■ Stated task ■
Please reproduce every record, keeping each one exactly as written.

--- BEGIN ---

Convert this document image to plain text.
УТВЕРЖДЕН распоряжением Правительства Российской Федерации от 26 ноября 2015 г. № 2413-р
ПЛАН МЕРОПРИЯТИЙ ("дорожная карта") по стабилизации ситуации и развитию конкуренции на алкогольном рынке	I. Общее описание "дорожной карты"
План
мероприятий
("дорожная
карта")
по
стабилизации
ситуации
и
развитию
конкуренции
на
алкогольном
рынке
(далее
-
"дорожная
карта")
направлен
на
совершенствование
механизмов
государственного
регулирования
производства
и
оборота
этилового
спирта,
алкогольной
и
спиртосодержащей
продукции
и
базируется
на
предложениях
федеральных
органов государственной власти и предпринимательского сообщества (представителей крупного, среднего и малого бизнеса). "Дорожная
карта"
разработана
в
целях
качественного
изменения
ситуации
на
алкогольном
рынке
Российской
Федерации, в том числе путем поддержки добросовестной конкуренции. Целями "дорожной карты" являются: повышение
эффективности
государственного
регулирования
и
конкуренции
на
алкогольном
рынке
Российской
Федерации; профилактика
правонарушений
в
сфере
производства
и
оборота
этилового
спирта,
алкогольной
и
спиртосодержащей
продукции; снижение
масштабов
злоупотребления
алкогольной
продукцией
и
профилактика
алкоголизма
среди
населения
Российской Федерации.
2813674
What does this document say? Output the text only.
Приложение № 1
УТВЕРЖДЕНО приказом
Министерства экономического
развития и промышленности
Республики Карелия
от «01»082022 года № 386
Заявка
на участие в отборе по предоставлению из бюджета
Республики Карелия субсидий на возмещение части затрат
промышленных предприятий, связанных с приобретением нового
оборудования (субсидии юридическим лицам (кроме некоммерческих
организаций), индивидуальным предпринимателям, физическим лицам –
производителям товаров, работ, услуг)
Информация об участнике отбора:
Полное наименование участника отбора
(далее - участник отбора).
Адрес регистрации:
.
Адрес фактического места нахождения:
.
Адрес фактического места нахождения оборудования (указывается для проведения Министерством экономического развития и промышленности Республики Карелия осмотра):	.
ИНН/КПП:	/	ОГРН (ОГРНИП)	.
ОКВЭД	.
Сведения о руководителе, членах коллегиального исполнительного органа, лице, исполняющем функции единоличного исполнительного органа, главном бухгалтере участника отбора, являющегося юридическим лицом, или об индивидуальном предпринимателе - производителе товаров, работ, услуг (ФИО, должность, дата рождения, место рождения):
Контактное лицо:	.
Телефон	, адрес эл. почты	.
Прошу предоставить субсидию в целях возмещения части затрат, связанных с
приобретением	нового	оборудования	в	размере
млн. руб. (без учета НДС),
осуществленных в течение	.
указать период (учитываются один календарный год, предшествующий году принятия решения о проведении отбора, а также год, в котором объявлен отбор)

--- END ---

■ Task output ■
Convert this document image to plain text.
УТВЕРЖДЕН распоряжением Правительства Российской Федерации от 26 ноября 2015 г. № 2413-р
ПЛАН МЕРОПРИЯТИЙ ("дорожная карта") по стабилизации ситуации и развитию конкуренции на алкогольном рынке	I. Общее описание "дорожной карты"
План
мероприятий
("дорожная
карта")
по
стабилизации
ситуации
и
развитию
конкуренции
на
алкогольном
рынке
(далее
-
"дорожная
карта")
направлен
на
совершенствование
механизмов
государственного
регулирования
производства
и
оборота
этилового
спирта,
алкогольной
и
спиртосодержащей
продукции
и
базируется
на
предложениях
федеральных
органов государственной власти и предпринимательского сообщества (представителей крупного, среднего и малого бизнеса). "Дорожная
карта"
разработана
в
целях
качественного
изменения
ситуации
на
алкогольном
рынке
Российской
Федерации, в том числе путем поддержки добросовестной конкуренции. Целями "дорожной карты" являются: повышение
эффективности
государственного
регулирования
и
конкуренции
на
алкогольном
рынке
Российской
Федерации; профилактика
правонарушений
в
сфере
производства
и
оборота
этилового
спирта,
алкогольной
и
спиртосодержащей
продукции; снижение
масштабов
злоупотребления
алкогольной
продукцией
и
профилактика
алкоголизма
среди
населения
Российской Федерации.
2813674
What does this document say? Output the text only.
Приложение № 1
УТВЕРЖДЕНО приказом
Министерства экономического
развития и промышленности
Республики Карелия
от «01»082022 года № 386
Заявка
на участие в отборе по предоставлению из бюджета
Республики Карелия субсидий на возмещение части затрат
промышленных предприятий, связанных с приобретением нового
оборудования (субсидии юридическим лицам (кроме некоммерческих
организаций), индивидуальным предпринимателям, физическим лицам –
производителям товаров, работ, услуг)
Информация об участнике отбора:
Полное наименование участника отбора
(далее - участник отбора).
Адрес регистрации:
.
Адрес фактического места нахождения:
.
Адрес фактического места нахождения оборудования (указывается для проведения Министерством экономического развития и промышленности Республики Карелия осмотра):	.
ИНН/КПП:	/	ОГРН (ОГРНИП)	.
ОКВЭД	.
Сведения о руководителе, членах коллегиального исполнительного органа, лице, исполняющем функции единоличного исполнительного органа, главном бухгалтере участника отбора, являющегося юридическим лицом, или об индивидуальном предпринимателе - производителе товаров, работ, услуг (ФИО, должность, дата рождения, место рождения):
Контактное лицо:	.
Телефон	, адрес эл. почты	.
Прошу предоставить субсидию в целях возмещения части затрат, связанных с
приобретением	нового	оборудования	в	размере
млн. руб. (без учета НДС),
осуществленных в течение	.
указать период (учитываются один календарный год, предшествующий году принятия решения о проведении отбора, а также год, в котором объявлен отбор)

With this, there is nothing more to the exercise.